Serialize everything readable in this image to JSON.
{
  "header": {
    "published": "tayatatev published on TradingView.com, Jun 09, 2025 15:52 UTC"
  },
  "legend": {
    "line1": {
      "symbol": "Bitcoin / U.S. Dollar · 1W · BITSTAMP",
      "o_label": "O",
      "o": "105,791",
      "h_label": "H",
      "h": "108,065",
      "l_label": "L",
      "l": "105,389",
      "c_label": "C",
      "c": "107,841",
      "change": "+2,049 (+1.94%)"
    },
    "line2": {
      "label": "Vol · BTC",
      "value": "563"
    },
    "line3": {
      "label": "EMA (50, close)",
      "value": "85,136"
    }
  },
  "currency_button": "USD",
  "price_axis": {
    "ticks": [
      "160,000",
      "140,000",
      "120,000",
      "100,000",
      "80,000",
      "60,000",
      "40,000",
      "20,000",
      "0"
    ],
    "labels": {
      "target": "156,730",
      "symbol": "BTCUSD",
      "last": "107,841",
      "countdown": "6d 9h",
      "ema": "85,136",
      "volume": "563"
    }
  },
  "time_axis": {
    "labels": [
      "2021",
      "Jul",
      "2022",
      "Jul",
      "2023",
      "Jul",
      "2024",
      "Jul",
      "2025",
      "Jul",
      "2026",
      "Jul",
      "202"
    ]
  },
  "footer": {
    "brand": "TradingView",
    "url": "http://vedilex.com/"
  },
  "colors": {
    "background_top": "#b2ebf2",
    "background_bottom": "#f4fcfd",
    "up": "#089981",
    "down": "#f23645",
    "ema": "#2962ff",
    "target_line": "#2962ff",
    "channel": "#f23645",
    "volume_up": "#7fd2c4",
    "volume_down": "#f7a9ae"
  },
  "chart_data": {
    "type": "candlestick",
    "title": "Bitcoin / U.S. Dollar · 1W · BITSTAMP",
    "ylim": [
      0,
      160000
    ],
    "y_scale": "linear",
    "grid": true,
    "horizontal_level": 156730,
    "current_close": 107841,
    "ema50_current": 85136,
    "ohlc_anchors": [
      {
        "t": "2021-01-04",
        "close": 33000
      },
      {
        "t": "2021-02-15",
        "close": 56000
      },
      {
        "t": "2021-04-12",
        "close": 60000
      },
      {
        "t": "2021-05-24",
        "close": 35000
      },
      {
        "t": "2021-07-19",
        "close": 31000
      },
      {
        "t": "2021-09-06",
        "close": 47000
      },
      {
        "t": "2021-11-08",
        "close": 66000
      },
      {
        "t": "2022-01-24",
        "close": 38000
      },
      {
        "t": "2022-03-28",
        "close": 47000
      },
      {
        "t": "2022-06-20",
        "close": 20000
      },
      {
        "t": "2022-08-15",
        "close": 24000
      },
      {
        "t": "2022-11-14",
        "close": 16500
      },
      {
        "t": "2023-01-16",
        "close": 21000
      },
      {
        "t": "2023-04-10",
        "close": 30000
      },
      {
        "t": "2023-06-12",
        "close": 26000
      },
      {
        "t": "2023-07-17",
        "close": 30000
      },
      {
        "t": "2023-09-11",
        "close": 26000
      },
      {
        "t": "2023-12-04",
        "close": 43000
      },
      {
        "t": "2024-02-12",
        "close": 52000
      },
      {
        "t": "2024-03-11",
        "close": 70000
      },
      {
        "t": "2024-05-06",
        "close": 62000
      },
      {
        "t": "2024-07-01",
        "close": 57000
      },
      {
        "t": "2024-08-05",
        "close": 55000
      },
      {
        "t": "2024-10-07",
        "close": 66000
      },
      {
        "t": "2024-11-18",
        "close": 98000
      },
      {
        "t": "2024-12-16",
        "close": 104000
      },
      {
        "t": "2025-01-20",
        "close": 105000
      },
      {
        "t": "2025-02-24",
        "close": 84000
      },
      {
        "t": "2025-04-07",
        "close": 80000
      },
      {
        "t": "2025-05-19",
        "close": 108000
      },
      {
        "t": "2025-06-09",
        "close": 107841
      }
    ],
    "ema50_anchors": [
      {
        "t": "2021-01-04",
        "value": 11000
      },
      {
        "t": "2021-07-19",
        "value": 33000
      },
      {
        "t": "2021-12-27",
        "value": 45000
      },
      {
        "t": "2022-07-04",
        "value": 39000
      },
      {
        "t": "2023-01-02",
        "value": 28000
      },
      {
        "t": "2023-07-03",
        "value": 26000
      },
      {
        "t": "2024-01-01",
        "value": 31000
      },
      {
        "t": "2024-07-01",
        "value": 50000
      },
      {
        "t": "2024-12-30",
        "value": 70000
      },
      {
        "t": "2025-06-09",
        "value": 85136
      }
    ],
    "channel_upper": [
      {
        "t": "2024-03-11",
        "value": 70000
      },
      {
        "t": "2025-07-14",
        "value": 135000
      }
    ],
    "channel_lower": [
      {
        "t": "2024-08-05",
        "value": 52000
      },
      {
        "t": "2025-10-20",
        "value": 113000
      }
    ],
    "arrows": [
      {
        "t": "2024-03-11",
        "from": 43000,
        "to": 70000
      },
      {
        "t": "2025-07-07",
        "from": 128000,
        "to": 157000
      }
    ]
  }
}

▬▬▬▬▬▬▬▬▬▬

_Requirements_.
Restate each record word for word.

_Finished task_.
Serialize everything readable in this image to JSON.
{
  "header": {
    "published": "tayatatev published on TradingView.com, Jun 09, 2025 15:52 UTC"
  },
  "legend": {
    "line1": {
      "symbol": "Bitcoin / U.S. Dollar · 1W · BITSTAMP",
      "o_label": "O",
      "o": "105,791",
      "h_label": "H",
      "h": "108,065",
      "l_label": "L",
      "l": "105,389",
      "c_label": "C",
      "c": "107,841",
      "change": "+2,049 (+1.94%)"
    },
    "line2": {
      "label": "Vol · BTC",
      "value": "563"
    },
    "line3": {
      "label": "EMA (50, close)",
      "value": "85,136"
    }
  },
  "currency_button": "USD",
  "price_axis": {
    "ticks": [
      "160,000",
      "140,000",
      "120,000",
      "100,000",
      "80,000",
      "60,000",
      "40,000",
      "20,000",
      "0"
    ],
    "labels": {
      "target": "156,730",
      "symbol": "BTCUSD",
      "last": "107,841",
      "countdown": "6d 9h",
      "ema": "85,136",
      "volume": "563"
    }
  },
  "time_axis": {
    "labels": [
      "2021",
      "Jul",
      "2022",
      "Jul",
      "2023",
      "Jul",
      "2024",
      "Jul",
      "2025",
      "Jul",
      "2026",
      "Jul",
      "202"
    ]
  },
  "footer": {
    "brand": "TradingView",
    "url": "http://vedilex.com/"
  },
  "colors": {
    "background_top": "#b2ebf2",
    "background_bottom": "#f4fcfd",
    "up": "#089981",
    "down": "#f23645",
    "ema": "#2962ff",
    "target_line": "#2962ff",
    "channel": "#f23645",
    "volume_up": "#7fd2c4",
    "volume_down": "#f7a9ae"
  },
  "chart_data": {
    "type": "candlestick",
    "title": "Bitcoin / U.S. Dollar · 1W · BITSTAMP",
    "ylim": [
      0,
      160000
    ],
    "y_scale": "linear",
    "grid": true,
    "horizontal_level": 156730,
    "current_close": 107841,
    "ema50_current": 85136,
    "ohlc_anchors": [
      {
        "t": "2021-01-04",
        "close": 33000
      },
      {
        "t": "2021-02-15",
        "close": 56000
      },
      {
        "t": "2021-04-12",
        "close": 60000
      },
      {
        "t": "2021-05-24",
        "close": 35000
      },
      {
        "t": "2021-07-19",
        "close": 31000
      },
      {
        "t": "2021-09-06",
        "close": 47000
      },
      {
        "t": "2021-11-08",
        "close": 66000
      },
      {
        "t": "2022-01-24",
        "close": 38000
      },
      {
        "t": "2022-03-28",
        "close": 47000
      },
      {
        "t": "2022-06-20",
        "close": 20000
      },
      {
        "t": "2022-08-15",
        "close": 24000
      },
      {
        "t": "2022-11-14",
        "close": 16500
      },
      {
        "t": "2023-01-16",
        "close": 21000
      },
      {
        "t": "2023-04-10",
        "close": 30000
      },
      {
        "t": "2023-06-12",
        "close": 26000
      },
      {
        "t": "2023-07-17",
        "close": 30000
      },
      {
        "t": "2023-09-11",
        "close": 26000
      },
      {
        "t": "2023-12-04",
        "close": 43000
      },
      {
        "t": "2024-02-12",
        "close": 52000
      },
      {
        "t": "2024-03-11",
        "close": 70000
      },
      {
        "t": "2024-05-06",
        "close": 62000
      },
      {
        "t": "2024-07-01",
        "close": 57000
      },
      {
        "t": "2024-08-05",
        "close": 55000
      },
      {
        "t": "2024-10-07",
        "close": 66000
      },
      {
        "t": "2024-11-18",
        "close": 98000
      },
      {
        "t": "2024-12-16",
        "close": 104000
      },
      {
        "t": "2025-01-20",
        "close": 105000
      },
      {
        "t": "2025-02-24",
        "close": 84000
      },
      {
        "t": "2025-04-07",
        "close": 80000
      },
      {
        "t": "2025-05-19",
        "close": 108000
      },
      {
        "t": "2025-06-09",
        "close": 107841
      }
    ],
    "ema50_anchors": [
      {
        "t": "2021-01-04",
        "value": 11000
      },
      {
        "t": "2021-07-19",
        "value": 33000
      },
      {
        "t": "2021-12-27",
        "value": 45000
      },
      {
        "t": "2022-07-04",
        "value": 39000
      },
      {
        "t": "2023-01-02",
        "value": 28000
      },
      {
        "t": "2023-07-03",
        "value": 26000
      },
      {
        "t": "2024-01-01",
        "value": 31000
      },
      {
        "t": "2024-07-01",
        "value": 50000
      },
      {
        "t": "2024-12-30",
        "value": 70000
      },
      {
        "t": "2025-06-09",
        "value": 85136
      }
    ],
    "channel_upper": [
      {
        "t": "2024-03-11",
        "value": 70000
      },
      {
        "t": "2025-07-14",
        "value": 135000
      }
    ],
    "channel_lower": [
      {
        "t": "2024-08-05",
        "value": 52000
      },
      {
        "t": "2025-10-20",
        "value": 113000
      }
    ],
    "arrows": [
      {
        "t": "2024-03-11",
        "from": 43000,
        "to": 70000
      },
      {
        "t": "2025-07-07",
        "from": 128000,
        "to": 157000
      }
    ]
  }
}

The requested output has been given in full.